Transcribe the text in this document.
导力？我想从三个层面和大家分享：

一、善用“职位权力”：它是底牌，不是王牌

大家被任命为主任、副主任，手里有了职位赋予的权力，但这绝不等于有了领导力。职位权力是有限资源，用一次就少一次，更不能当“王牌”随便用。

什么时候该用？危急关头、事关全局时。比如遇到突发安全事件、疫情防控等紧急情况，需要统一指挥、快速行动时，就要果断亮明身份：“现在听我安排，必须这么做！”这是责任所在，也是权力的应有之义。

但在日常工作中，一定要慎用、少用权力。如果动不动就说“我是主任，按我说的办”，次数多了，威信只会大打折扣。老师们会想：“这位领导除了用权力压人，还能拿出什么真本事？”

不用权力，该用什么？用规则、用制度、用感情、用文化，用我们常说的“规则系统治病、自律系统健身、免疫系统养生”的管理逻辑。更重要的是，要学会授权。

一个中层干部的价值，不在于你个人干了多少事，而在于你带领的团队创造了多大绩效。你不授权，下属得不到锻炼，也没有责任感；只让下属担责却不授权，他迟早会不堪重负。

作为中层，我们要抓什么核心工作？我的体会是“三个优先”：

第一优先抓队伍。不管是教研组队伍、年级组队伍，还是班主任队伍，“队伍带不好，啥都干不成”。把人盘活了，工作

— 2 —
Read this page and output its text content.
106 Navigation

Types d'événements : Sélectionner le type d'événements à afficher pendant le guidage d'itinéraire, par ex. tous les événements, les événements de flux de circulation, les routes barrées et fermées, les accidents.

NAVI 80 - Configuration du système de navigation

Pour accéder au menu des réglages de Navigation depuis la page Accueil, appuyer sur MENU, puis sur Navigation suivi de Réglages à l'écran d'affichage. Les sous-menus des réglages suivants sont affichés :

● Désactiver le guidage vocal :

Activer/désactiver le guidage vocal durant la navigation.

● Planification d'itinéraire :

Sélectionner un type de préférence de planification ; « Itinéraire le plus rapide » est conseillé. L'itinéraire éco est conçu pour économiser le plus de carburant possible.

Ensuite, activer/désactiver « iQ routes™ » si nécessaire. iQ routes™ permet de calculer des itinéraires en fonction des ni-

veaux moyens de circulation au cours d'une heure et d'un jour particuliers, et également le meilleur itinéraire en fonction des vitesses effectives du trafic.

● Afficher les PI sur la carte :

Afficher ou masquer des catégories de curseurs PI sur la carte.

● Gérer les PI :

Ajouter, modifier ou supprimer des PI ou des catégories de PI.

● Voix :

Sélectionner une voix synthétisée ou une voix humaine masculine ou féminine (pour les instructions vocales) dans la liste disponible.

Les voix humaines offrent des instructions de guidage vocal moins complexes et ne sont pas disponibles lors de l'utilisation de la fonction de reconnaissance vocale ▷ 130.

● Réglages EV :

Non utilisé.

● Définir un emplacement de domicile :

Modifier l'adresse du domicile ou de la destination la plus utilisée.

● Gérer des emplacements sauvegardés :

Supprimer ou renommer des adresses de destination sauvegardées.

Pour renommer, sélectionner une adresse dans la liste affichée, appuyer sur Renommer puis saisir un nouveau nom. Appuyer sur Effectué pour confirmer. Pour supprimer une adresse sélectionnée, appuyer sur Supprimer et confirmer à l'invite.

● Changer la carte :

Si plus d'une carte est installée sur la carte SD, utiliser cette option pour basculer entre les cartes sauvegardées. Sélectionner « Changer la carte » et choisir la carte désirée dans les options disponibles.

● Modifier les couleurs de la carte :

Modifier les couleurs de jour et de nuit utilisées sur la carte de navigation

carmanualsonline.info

━━━━━━━━━━━━━━━━━━━━━━━━━━━━━━

**Task objective**:
Search the lines for the string "Réglages" and copy every line that has it.

**Solution for this problem**:
Pour accéder au menu des réglages de Navigation depuis la page Accueil, appuyer sur MENU, puis sur Navigation suivi de Réglages à l'écran d'affichage. Les sous-menus des réglages suivants sont affichés :
● Réglages EV :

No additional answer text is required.